(Stored dataset items)
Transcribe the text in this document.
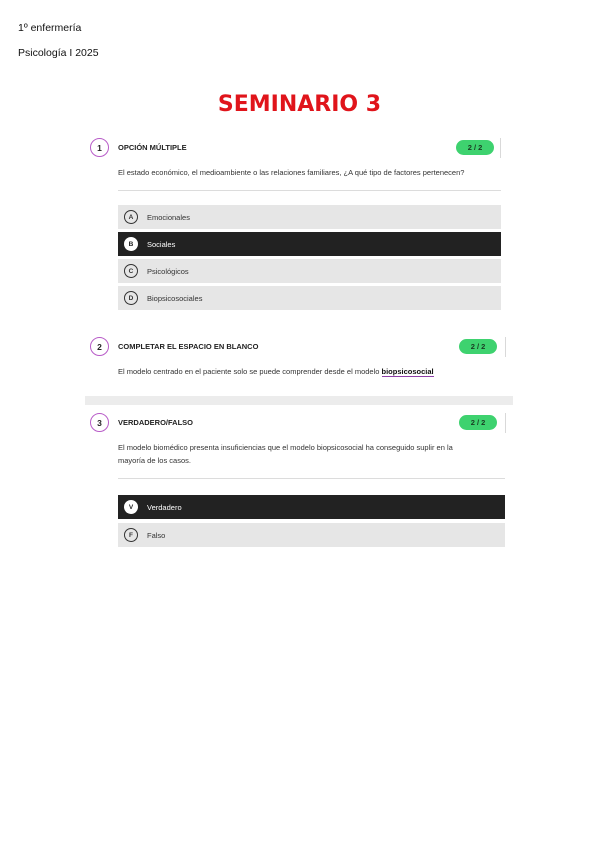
1º enfermería
Psicología I 2025
SEMINARIO 3
1	OPCIÓN MÚLTIPLE	2 / 2
El estado económico, el medioambiente o las relaciones familiares, ¿A qué tipo de factores pertenecen?
A	Emocionales
B	Sociales
C	Psicológicos
D	Biopsicosociales
2	COMPLETAR EL ESPACIO EN BLANCO	2 / 2
El modelo centrado en el paciente solo se puede comprender desde el modelo biopsicosocial
3	VERDADERO/FALSO	2 / 2
El modelo biomédico presenta insuficiencias que el modelo biopsicosocial ha conseguido suplir en la
mayoría de los casos.
V	Verdadero
F	Falso
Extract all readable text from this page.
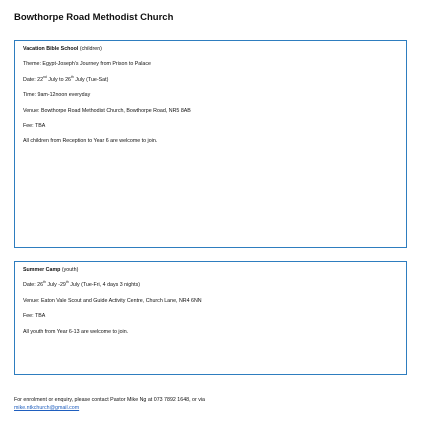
Bowthorpe Road Methodist Church
Vacation Bible School (children)
Theme: Egypt-Joseph’s Journey from Prison to Palace
Date: 22nd July to 26th July (Tue-Sat)
Time: 9am-12noon everyday
Venue: Bowthorpe Road Methodist Church, Bowthorpe Road, NR5 8AB
Fee: TBA
All children from Reception to Year 6 are welcome to join.
Summer Camp (youth)
Date: 26th July -29th July (Tue-Fri, 4 days 3 nights)
Venue: Eaton Vale Scout and Guide Activity Centre, Church Lane, NR4 6NN
Fee: TBA
All youth from Year 6-13 are welcome to join.
For enrolment or enquiry, please contact Pastor Mike Ng at 073 7892 1648, or via
mike.ntkchurch@gmail.com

■ **Request**
Repeat the preceding records precisely, and leave every picture out of the copy.

■ **Exercise result**
Transcribe the text in this document.
1º enfermería
Psicología I 2025
SEMINARIO 3
1	OPCIÓN MÚLTIPLE	2 / 2
El estado económico, el medioambiente o las relaciones familiares, ¿A qué tipo de factores pertenecen?
A	Emocionales
B	Sociales
C	Psicológicos
D	Biopsicosociales
2	COMPLETAR EL ESPACIO EN BLANCO	2 / 2
El modelo centrado en el paciente solo se puede comprender desde el modelo biopsicosocial
3	VERDADERO/FALSO	2 / 2
El modelo biomédico presenta insuficiencias que el modelo biopsicosocial ha conseguido suplir en la
mayoría de los casos.
V	Verdadero
F	Falso
Extract all readable text from this page.
Bowthorpe Road Methodist Church
Vacation Bible School (children)
Theme: Egypt-Joseph’s Journey from Prison to Palace
Date: 22nd July to 26th July (Tue-Sat)
Time: 9am-12noon everyday
Venue: Bowthorpe Road Methodist Church, Bowthorpe Road, NR5 8AB
Fee: TBA
All children from Reception to Year 6 are welcome to join.
Summer Camp (youth)
Date: 26th July -29th July (Tue-Fri, 4 days 3 nights)
Venue: Eaton Vale Scout and Guide Activity Centre, Church Lane, NR4 6NN
Fee: TBA
All youth from Year 6-13 are welcome to join.
For enrolment or enquiry, please contact Pastor Mike Ng at 073 7892 1648, or via
mike.ntkchurch@gmail.com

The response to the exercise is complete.